* _Exercise objective_
Reproduce the listing that follows with no differences at all.

* _Data shown_
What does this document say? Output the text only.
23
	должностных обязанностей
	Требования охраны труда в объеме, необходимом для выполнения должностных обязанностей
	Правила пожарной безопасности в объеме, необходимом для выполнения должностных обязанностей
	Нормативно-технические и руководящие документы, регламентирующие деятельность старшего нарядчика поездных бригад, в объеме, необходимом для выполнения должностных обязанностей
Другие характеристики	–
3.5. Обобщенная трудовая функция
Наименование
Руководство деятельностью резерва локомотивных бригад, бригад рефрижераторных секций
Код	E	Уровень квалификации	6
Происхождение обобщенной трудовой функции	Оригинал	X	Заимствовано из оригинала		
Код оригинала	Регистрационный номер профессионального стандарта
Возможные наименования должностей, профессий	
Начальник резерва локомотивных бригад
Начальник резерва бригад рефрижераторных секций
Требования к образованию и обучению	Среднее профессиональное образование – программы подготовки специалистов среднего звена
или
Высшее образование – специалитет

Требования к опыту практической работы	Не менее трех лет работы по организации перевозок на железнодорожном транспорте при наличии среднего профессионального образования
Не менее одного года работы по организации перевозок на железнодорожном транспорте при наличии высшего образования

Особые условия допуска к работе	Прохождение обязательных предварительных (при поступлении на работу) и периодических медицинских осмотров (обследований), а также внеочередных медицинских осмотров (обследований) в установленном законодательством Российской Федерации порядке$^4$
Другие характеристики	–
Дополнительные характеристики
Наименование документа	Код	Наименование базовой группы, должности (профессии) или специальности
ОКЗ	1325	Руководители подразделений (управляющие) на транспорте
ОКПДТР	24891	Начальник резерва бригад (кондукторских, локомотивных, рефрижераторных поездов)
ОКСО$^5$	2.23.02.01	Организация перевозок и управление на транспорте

* _Exercise answer_
What does this document say? Output the text only.
23
	должностных обязанностей
	Требования охраны труда в объеме, необходимом для выполнения должностных обязанностей
	Правила пожарной безопасности в объеме, необходимом для выполнения должностных обязанностей
	Нормативно-технические и руководящие документы, регламентирующие деятельность старшего нарядчика поездных бригад, в объеме, необходимом для выполнения должностных обязанностей
Другие характеристики	–
3.5. Обобщенная трудовая функция
Наименование
Руководство деятельностью резерва локомотивных бригад, бригад рефрижераторных секций
Код	E	Уровень квалификации	6
Происхождение обобщенной трудовой функции	Оригинал	X	Заимствовано из оригинала		
Код оригинала	Регистрационный номер профессионального стандарта
Возможные наименования должностей, профессий	
Начальник резерва локомотивных бригад
Начальник резерва бригад рефрижераторных секций
Требования к образованию и обучению	Среднее профессиональное образование – программы подготовки специалистов среднего звена
или
Высшее образование – специалитет

Требования к опыту практической работы	Не менее трех лет работы по организации перевозок на железнодорожном транспорте при наличии среднего профессионального образования
Не менее одного года работы по организации перевозок на железнодорожном транспорте при наличии высшего образования

Особые условия допуска к работе	Прохождение обязательных предварительных (при поступлении на работу) и периодических медицинских осмотров (обследований), а также внеочередных медицинских осмотров (обследований) в установленном законодательством Российской Федерации порядке$^4$
Другие характеристики	–
Дополнительные характеристики
Наименование документа	Код	Наименование базовой группы, должности (профессии) или специальности
ОКЗ	1325	Руководители подразделений (управляющие) на транспорте
ОКПДТР	24891	Начальник резерва бригад (кондукторских, локомотивных, рефрижераторных поездов)
ОКСО$^5$	2.23.02.01	Организация перевозок и управление на транспорте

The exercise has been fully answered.